WORK TO DO —
Scan the following material for the string "SCHOOL" and copy each line in which it appears.

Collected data
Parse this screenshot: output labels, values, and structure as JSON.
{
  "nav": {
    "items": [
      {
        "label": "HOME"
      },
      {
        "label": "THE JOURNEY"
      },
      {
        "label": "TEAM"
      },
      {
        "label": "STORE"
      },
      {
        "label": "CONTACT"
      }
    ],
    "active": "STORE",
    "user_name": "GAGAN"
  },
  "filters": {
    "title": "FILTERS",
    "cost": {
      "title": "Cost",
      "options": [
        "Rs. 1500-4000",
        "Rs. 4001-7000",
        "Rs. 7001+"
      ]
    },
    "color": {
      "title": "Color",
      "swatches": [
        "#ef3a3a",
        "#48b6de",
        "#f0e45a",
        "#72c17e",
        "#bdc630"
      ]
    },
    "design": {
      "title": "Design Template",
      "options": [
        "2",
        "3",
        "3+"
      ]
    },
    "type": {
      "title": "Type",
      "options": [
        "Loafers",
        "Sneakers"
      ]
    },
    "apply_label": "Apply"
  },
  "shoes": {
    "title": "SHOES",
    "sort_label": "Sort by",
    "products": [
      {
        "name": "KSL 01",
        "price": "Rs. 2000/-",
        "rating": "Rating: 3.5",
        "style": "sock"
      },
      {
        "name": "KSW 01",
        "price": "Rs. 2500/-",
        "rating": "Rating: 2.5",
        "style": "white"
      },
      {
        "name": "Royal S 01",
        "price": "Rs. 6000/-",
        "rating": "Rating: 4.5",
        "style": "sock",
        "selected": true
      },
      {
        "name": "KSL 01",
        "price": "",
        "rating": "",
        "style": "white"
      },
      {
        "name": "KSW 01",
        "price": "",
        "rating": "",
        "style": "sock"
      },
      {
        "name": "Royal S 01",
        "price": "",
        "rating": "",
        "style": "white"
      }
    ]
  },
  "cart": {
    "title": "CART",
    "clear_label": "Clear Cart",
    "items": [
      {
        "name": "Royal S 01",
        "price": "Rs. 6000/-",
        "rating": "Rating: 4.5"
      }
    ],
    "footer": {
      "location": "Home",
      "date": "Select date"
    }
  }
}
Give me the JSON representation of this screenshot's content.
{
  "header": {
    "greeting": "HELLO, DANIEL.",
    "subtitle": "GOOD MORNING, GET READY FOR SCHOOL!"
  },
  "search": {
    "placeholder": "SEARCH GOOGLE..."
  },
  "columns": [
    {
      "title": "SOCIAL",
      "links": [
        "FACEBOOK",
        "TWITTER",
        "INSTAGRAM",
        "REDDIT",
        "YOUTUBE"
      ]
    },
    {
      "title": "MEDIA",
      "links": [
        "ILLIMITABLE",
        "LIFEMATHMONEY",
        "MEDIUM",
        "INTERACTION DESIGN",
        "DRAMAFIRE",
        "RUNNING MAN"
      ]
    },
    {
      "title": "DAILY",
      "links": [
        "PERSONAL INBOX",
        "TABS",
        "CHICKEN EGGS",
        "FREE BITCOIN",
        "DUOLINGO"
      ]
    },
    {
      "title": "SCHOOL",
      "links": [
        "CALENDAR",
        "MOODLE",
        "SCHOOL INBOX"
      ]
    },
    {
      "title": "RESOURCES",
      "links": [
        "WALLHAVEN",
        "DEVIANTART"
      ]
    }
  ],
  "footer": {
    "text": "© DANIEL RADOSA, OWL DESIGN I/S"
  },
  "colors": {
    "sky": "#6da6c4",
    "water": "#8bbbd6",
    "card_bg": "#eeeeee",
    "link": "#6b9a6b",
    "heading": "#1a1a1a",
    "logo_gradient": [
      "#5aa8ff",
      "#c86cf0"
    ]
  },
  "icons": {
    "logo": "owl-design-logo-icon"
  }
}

RESPONSE TO THE EXERCISE —
    "subtitle": "GOOD MORNING, GET READY FOR SCHOOL!"
      "title": "SCHOOL",
        "SCHOOL INBOX"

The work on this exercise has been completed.